▶ **WHAT THE EXERCISE ASKS**:
Give the count of lines that include the string "jste". Add nothing to it.

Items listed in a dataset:
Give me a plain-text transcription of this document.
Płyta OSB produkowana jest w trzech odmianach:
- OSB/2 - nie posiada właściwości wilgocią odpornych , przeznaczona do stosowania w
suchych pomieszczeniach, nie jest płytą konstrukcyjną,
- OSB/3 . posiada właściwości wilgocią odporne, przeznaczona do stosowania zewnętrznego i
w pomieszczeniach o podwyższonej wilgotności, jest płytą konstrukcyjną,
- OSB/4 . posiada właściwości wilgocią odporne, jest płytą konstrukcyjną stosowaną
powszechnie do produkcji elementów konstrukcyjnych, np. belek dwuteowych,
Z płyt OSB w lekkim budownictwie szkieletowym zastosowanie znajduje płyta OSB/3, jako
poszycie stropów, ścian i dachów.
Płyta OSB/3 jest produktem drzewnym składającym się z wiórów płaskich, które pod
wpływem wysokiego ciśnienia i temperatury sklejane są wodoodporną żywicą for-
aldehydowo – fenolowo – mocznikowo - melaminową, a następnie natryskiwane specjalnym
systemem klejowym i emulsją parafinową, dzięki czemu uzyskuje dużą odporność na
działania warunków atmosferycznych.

==

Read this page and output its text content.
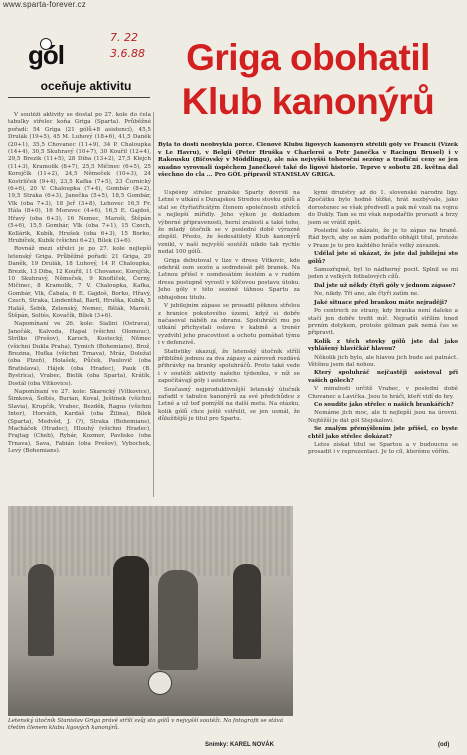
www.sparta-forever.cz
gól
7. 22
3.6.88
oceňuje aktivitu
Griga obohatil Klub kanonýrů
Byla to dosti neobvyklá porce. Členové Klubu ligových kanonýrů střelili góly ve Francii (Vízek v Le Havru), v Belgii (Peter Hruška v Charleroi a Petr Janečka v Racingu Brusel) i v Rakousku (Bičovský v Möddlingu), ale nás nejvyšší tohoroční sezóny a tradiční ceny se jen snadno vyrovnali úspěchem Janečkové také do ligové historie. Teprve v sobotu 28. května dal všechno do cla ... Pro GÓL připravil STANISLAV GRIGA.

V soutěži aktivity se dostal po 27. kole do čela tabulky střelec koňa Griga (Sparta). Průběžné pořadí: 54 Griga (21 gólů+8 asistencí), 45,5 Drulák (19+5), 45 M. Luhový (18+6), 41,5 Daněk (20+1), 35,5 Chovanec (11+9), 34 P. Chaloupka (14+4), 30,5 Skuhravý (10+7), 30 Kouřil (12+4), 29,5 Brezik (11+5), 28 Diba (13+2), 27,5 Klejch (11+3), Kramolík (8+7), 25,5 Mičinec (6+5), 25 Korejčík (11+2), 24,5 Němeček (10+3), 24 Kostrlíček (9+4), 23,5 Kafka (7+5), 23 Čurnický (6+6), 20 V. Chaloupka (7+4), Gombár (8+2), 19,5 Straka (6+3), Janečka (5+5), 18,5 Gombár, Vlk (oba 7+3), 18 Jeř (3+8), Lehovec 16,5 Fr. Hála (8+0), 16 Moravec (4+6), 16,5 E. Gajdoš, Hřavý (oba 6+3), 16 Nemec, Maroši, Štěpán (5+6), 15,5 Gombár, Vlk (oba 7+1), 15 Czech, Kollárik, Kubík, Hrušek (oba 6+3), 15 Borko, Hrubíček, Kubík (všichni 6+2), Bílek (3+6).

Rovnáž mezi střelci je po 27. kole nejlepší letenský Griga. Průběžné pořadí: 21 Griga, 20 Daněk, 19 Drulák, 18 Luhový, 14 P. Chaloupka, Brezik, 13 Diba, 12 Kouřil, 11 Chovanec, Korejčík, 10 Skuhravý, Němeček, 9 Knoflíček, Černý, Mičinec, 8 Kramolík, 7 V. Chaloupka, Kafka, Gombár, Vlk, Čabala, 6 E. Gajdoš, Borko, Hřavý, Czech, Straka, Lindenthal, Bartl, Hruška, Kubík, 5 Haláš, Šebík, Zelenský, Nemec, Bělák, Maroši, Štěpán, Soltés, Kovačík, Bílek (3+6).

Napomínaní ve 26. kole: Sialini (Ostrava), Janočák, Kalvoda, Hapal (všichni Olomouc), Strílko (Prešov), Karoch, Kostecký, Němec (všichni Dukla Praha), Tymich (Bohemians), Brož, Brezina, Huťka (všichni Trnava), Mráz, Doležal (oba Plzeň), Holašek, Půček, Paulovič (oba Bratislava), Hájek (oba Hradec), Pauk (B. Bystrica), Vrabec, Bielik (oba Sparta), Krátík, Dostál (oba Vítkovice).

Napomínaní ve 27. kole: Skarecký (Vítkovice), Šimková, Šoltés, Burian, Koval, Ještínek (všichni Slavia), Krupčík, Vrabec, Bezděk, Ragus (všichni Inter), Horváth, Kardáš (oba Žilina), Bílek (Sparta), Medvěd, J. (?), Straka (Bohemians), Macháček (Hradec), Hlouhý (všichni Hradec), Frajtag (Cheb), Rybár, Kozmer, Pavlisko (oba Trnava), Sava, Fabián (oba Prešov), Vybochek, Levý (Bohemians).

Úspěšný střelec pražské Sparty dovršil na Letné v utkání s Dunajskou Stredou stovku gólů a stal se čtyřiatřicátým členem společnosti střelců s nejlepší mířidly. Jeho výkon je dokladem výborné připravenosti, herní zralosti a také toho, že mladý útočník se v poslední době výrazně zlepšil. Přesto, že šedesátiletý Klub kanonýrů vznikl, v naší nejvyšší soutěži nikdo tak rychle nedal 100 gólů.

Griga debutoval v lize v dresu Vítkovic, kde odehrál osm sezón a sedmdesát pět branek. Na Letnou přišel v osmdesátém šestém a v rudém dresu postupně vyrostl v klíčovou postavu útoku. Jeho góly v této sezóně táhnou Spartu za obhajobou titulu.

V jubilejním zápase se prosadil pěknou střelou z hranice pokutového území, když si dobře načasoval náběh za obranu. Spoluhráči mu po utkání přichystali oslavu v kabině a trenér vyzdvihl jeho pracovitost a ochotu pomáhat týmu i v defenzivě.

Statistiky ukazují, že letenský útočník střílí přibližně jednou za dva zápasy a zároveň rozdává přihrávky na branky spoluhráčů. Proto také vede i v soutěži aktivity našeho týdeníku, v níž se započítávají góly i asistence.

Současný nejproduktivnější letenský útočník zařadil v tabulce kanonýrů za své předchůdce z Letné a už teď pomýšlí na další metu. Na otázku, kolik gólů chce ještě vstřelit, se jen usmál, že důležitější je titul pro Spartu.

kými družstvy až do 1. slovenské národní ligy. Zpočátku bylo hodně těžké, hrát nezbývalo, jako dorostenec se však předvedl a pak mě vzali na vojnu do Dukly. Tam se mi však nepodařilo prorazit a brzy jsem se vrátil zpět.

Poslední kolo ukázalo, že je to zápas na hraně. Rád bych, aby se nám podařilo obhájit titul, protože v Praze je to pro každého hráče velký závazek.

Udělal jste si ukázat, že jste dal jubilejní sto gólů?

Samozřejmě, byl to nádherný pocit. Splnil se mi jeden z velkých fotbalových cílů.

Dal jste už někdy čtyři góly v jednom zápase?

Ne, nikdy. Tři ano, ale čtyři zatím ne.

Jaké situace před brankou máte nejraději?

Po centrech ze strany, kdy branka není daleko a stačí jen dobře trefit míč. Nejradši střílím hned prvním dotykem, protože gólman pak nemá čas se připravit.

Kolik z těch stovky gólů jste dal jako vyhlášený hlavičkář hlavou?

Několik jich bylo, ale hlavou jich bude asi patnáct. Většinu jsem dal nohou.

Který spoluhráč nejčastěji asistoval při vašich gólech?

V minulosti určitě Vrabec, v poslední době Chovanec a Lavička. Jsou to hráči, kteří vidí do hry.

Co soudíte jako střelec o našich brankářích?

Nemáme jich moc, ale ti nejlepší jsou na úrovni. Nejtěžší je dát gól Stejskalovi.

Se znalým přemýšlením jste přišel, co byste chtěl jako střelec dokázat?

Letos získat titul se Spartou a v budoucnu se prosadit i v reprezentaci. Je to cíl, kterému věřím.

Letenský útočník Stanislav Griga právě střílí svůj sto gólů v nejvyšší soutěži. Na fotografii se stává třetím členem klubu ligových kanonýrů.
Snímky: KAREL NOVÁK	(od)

▶ **EXPECTED ANSWER**:
4